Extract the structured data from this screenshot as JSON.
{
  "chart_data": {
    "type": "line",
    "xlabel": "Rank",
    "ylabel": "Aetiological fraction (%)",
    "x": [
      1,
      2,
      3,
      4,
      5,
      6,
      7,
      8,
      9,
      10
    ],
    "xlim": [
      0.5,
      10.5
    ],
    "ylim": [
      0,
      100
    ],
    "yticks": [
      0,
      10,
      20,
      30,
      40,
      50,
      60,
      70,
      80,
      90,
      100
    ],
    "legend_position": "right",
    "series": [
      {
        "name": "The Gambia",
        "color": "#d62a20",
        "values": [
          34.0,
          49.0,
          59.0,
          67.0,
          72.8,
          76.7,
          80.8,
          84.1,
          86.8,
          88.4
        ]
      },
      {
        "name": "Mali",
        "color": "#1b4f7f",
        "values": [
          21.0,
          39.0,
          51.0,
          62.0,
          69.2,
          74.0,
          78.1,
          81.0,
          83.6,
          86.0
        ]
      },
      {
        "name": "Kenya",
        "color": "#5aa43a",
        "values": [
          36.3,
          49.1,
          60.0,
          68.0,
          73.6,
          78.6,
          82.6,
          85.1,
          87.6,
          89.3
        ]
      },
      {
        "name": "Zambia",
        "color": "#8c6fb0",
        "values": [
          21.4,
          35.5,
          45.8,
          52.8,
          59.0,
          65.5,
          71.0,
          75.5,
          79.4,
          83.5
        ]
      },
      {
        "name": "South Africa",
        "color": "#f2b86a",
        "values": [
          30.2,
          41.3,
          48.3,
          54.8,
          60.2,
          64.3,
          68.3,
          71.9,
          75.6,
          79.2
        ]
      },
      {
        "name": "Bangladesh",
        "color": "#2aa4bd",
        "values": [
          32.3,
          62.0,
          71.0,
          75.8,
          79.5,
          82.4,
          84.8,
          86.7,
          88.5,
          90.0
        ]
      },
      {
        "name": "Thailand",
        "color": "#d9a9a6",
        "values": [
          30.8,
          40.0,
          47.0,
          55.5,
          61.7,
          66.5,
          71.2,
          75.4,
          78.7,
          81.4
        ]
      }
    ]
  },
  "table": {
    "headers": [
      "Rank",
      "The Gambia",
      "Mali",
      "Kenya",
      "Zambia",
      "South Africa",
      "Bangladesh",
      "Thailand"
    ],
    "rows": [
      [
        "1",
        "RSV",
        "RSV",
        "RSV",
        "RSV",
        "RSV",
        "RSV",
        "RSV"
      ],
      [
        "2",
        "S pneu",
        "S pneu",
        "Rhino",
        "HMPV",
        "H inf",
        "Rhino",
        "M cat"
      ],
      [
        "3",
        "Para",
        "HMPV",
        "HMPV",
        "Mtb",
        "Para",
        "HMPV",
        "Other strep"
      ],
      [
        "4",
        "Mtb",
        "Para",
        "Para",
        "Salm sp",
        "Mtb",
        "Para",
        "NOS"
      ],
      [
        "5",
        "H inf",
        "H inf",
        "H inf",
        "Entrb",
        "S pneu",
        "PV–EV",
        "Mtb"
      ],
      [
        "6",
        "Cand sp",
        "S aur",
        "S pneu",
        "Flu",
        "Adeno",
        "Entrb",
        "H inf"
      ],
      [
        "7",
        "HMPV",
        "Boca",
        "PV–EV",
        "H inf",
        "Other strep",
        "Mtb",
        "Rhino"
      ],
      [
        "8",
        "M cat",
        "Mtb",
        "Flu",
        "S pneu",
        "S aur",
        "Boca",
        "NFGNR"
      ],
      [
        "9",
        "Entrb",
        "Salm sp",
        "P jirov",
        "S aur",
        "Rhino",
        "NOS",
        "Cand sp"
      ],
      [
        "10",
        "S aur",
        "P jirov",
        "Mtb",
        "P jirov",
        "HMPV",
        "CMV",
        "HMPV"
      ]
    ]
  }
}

Problem to solve:
Copy each line of the data that contains the word "name".

Exercise response:
        "name": "The Gambia",
        "name": "Mali",
        "name": "Kenya",
        "name": "Zambia",
        "name": "South Africa",
        "name": "Bangladesh",
        "name": "Thailand",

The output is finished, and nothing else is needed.